___ Provided entries

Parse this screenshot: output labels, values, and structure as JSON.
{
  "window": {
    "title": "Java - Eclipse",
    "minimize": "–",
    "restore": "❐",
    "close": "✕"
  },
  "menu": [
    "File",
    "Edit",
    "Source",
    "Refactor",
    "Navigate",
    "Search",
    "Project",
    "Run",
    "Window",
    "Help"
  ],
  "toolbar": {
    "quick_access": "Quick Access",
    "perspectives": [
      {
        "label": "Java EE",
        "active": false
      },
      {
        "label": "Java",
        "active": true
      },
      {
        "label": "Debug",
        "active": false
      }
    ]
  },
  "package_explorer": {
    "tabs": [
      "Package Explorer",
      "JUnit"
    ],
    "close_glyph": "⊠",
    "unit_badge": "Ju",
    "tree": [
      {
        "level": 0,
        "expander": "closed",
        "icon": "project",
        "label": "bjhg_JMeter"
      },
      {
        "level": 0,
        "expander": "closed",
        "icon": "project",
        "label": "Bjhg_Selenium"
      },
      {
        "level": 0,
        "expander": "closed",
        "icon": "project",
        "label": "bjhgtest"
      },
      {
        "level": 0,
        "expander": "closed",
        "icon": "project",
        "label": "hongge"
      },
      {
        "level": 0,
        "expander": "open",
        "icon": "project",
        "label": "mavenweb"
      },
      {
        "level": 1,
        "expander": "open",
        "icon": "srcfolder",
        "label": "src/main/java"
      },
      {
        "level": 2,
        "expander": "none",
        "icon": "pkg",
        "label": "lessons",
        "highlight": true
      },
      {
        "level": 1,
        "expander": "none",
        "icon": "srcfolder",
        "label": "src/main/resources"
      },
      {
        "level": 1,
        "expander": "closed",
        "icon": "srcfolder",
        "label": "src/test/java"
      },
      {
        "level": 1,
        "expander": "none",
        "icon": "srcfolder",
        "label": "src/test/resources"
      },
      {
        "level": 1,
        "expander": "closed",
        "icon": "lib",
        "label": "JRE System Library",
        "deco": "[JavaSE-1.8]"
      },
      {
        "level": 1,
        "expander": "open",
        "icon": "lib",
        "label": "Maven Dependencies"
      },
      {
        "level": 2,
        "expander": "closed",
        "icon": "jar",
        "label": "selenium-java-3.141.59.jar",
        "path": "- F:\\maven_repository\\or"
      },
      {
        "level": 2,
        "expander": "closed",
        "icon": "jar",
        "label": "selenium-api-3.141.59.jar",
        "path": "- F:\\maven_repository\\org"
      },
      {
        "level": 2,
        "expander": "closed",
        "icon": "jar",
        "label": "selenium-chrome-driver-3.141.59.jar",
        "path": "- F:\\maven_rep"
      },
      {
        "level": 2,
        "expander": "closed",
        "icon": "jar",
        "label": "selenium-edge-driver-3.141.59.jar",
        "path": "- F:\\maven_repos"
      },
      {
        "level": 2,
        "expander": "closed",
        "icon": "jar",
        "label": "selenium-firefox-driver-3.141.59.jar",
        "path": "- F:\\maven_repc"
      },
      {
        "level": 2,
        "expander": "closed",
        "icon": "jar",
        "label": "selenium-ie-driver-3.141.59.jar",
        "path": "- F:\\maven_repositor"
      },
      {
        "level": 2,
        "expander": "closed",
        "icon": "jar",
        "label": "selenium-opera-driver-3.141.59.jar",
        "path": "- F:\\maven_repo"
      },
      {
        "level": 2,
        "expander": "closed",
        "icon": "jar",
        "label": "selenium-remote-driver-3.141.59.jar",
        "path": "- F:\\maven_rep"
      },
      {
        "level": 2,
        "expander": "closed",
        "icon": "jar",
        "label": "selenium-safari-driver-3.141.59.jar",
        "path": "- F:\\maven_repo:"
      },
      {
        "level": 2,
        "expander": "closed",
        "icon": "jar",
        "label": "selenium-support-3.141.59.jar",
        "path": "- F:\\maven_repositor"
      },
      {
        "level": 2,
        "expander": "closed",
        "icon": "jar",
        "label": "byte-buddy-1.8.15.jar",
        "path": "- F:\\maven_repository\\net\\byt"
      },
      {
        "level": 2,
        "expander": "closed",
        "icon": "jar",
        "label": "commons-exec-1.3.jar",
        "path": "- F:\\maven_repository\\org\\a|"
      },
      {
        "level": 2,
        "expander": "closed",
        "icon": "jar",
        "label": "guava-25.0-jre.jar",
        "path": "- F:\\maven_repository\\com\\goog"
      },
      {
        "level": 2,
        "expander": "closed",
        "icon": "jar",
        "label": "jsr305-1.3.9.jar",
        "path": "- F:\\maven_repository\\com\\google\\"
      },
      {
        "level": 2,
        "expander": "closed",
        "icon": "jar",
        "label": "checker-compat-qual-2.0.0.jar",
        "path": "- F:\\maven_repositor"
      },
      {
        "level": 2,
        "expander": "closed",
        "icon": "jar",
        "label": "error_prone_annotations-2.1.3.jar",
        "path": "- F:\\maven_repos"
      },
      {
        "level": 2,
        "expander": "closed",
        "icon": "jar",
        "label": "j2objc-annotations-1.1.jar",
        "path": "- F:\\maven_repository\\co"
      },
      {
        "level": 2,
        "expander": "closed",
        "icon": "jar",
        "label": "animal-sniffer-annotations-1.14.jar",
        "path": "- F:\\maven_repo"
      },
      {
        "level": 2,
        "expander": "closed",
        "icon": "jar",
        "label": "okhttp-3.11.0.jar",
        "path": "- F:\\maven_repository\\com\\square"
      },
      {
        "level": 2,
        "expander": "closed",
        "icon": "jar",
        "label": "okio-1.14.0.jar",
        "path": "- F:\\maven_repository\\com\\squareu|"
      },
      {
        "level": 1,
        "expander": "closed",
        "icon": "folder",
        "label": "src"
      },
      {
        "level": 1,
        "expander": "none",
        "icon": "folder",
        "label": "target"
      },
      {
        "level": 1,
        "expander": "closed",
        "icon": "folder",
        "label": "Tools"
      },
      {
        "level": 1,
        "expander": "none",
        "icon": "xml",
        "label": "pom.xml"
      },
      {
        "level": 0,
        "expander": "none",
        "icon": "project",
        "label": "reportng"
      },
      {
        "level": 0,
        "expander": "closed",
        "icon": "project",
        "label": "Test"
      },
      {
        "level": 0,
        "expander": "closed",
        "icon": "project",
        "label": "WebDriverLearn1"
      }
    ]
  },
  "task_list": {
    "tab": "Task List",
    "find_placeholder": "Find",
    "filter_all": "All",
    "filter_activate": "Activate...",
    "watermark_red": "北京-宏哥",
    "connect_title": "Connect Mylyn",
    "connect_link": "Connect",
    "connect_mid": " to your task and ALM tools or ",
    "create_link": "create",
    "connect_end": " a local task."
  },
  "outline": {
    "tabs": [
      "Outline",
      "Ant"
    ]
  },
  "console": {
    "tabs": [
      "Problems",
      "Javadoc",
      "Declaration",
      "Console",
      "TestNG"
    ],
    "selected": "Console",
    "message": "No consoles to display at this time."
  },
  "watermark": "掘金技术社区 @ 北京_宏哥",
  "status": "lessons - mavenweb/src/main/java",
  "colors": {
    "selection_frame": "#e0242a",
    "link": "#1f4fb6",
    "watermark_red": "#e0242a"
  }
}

______

- _Work required_
Exactly reproduce every record.

- _Task result_
Parse this screenshot: output labels, values, and structure as JSON.
{
  "window": {
    "title": "Java - Eclipse",
    "minimize": "–",
    "restore": "❐",
    "close": "✕"
  },
  "menu": [
    "File",
    "Edit",
    "Source",
    "Refactor",
    "Navigate",
    "Search",
    "Project",
    "Run",
    "Window",
    "Help"
  ],
  "toolbar": {
    "quick_access": "Quick Access",
    "perspectives": [
      {
        "label": "Java EE",
        "active": false
      },
      {
        "label": "Java",
        "active": true
      },
      {
        "label": "Debug",
        "active": false
      }
    ]
  },
  "package_explorer": {
    "tabs": [
      "Package Explorer",
      "JUnit"
    ],
    "close_glyph": "⊠",
    "unit_badge": "Ju",
    "tree": [
      {
        "level": 0,
        "expander": "closed",
        "icon": "project",
        "label": "bjhg_JMeter"
      },
      {
        "level": 0,
        "expander": "closed",
        "icon": "project",
        "label": "Bjhg_Selenium"
      },
      {
        "level": 0,
        "expander": "closed",
        "icon": "project",
        "label": "bjhgtest"
      },
      {
        "level": 0,
        "expander": "closed",
        "icon": "project",
        "label": "hongge"
      },
      {
        "level": 0,
        "expander": "open",
        "icon": "project",
        "label": "mavenweb"
      },
      {
        "level": 1,
        "expander": "open",
        "icon": "srcfolder",
        "label": "src/main/java"
      },
      {
        "level": 2,
        "expander": "none",
        "icon": "pkg",
        "label": "lessons",
        "highlight": true
      },
      {
        "level": 1,
        "expander": "none",
        "icon": "srcfolder",
        "label": "src/main/resources"
      },
      {
        "level": 1,
        "expander": "closed",
        "icon": "srcfolder",
        "label": "src/test/java"
      },
      {
        "level": 1,
        "expander": "none",
        "icon": "srcfolder",
        "label": "src/test/resources"
      },
      {
        "level": 1,
        "expander": "closed",
        "icon": "lib",
        "label": "JRE System Library",
        "deco": "[JavaSE-1.8]"
      },
      {
        "level": 1,
        "expander": "open",
        "icon": "lib",
        "label": "Maven Dependencies"
      },
      {
        "level": 2,
        "expander": "closed",
        "icon": "jar",
        "label": "selenium-java-3.141.59.jar",
        "path": "- F:\\maven_repository\\or"
      },
      {
        "level": 2,
        "expander": "closed",
        "icon": "jar",
        "label": "selenium-api-3.141.59.jar",
        "path": "- F:\\maven_repository\\org"
      },
      {
        "level": 2,
        "expander": "closed",
        "icon": "jar",
        "label": "selenium-chrome-driver-3.141.59.jar",
        "path": "- F:\\maven_rep"
      },
      {
        "level": 2,
        "expander": "closed",
        "icon": "jar",
        "label": "selenium-edge-driver-3.141.59.jar",
        "path": "- F:\\maven_repos"
      },
      {
        "level": 2,
        "expander": "closed",
        "icon": "jar",
        "label": "selenium-firefox-driver-3.141.59.jar",
        "path": "- F:\\maven_repc"
      },
      {
        "level": 2,
        "expander": "closed",
        "icon": "jar",
        "label": "selenium-ie-driver-3.141.59.jar",
        "path": "- F:\\maven_repositor"
      },
      {
        "level": 2,
        "expander": "closed",
        "icon": "jar",
        "label": "selenium-opera-driver-3.141.59.jar",
        "path": "- F:\\maven_repo"
      },
      {
        "level": 2,
        "expander": "closed",
        "icon": "jar",
        "label": "selenium-remote-driver-3.141.59.jar",
        "path": "- F:\\maven_rep"
      },
      {
        "level": 2,
        "expander": "closed",
        "icon": "jar",
        "label": "selenium-safari-driver-3.141.59.jar",
        "path": "- F:\\maven_repo:"
      },
      {
        "level": 2,
        "expander": "closed",
        "icon": "jar",
        "label": "selenium-support-3.141.59.jar",
        "path": "- F:\\maven_repositor"
      },
      {
        "level": 2,
        "expander": "closed",
        "icon": "jar",
        "label": "byte-buddy-1.8.15.jar",
        "path": "- F:\\maven_repository\\net\\byt"
      },
      {
        "level": 2,
        "expander": "closed",
        "icon": "jar",
        "label": "commons-exec-1.3.jar",
        "path": "- F:\\maven_repository\\org\\a|"
      },
      {
        "level": 2,
        "expander": "closed",
        "icon": "jar",
        "label": "guava-25.0-jre.jar",
        "path": "- F:\\maven_repository\\com\\goog"
      },
      {
        "level": 2,
        "expander": "closed",
        "icon": "jar",
        "label": "jsr305-1.3.9.jar",
        "path": "- F:\\maven_repository\\com\\google\\"
      },
      {
        "level": 2,
        "expander": "closed",
        "icon": "jar",
        "label": "checker-compat-qual-2.0.0.jar",
        "path": "- F:\\maven_repositor"
      },
      {
        "level": 2,
        "expander": "closed",
        "icon": "jar",
        "label": "error_prone_annotations-2.1.3.jar",
        "path": "- F:\\maven_repos"
      },
      {
        "level": 2,
        "expander": "closed",
        "icon": "jar",
        "label": "j2objc-annotations-1.1.jar",
        "path": "- F:\\maven_repository\\co"
      },
      {
        "level": 2,
        "expander": "closed",
        "icon": "jar",
        "label": "animal-sniffer-annotations-1.14.jar",
        "path": "- F:\\maven_repo"
      },
      {
        "level": 2,
        "expander": "closed",
        "icon": "jar",
        "label": "okhttp-3.11.0.jar",
        "path": "- F:\\maven_repository\\com\\square"
      },
      {
        "level": 2,
        "expander": "closed",
        "icon": "jar",
        "label": "okio-1.14.0.jar",
        "path": "- F:\\maven_repository\\com\\squareu|"
      },
      {
        "level": 1,
        "expander": "closed",
        "icon": "folder",
        "label": "src"
      },
      {
        "level": 1,
        "expander": "none",
        "icon": "folder",
        "label": "target"
      },
      {
        "level": 1,
        "expander": "closed",
        "icon": "folder",
        "label": "Tools"
      },
      {
        "level": 1,
        "expander": "none",
        "icon": "xml",
        "label": "pom.xml"
      },
      {
        "level": 0,
        "expander": "none",
        "icon": "project",
        "label": "reportng"
      },
      {
        "level": 0,
        "expander": "closed",
        "icon": "project",
        "label": "Test"
      },
      {
        "level": 0,
        "expander": "closed",
        "icon": "project",
        "label": "WebDriverLearn1"
      }
    ]
  },
  "task_list": {
    "tab": "Task List",
    "find_placeholder": "Find",
    "filter_all": "All",
    "filter_activate": "Activate...",
    "watermark_red": "北京-宏哥",
    "connect_title": "Connect Mylyn",
    "connect_link": "Connect",
    "connect_mid": " to your task and ALM tools or ",
    "create_link": "create",
    "connect_end": " a local task."
  },
  "outline": {
    "tabs": [
      "Outline",
      "Ant"
    ]
  },
  "console": {
    "tabs": [
      "Problems",
      "Javadoc",
      "Declaration",
      "Console",
      "TestNG"
    ],
    "selected": "Console",
    "message": "No consoles to display at this time."
  },
  "watermark": "掘金技术社区 @ 北京_宏哥",
  "status": "lessons - mavenweb/src/main/java",
  "colors": {
    "selection_frame": "#e0242a",
    "link": "#1f4fb6",
    "watermark_red": "#e0242a"
  }
}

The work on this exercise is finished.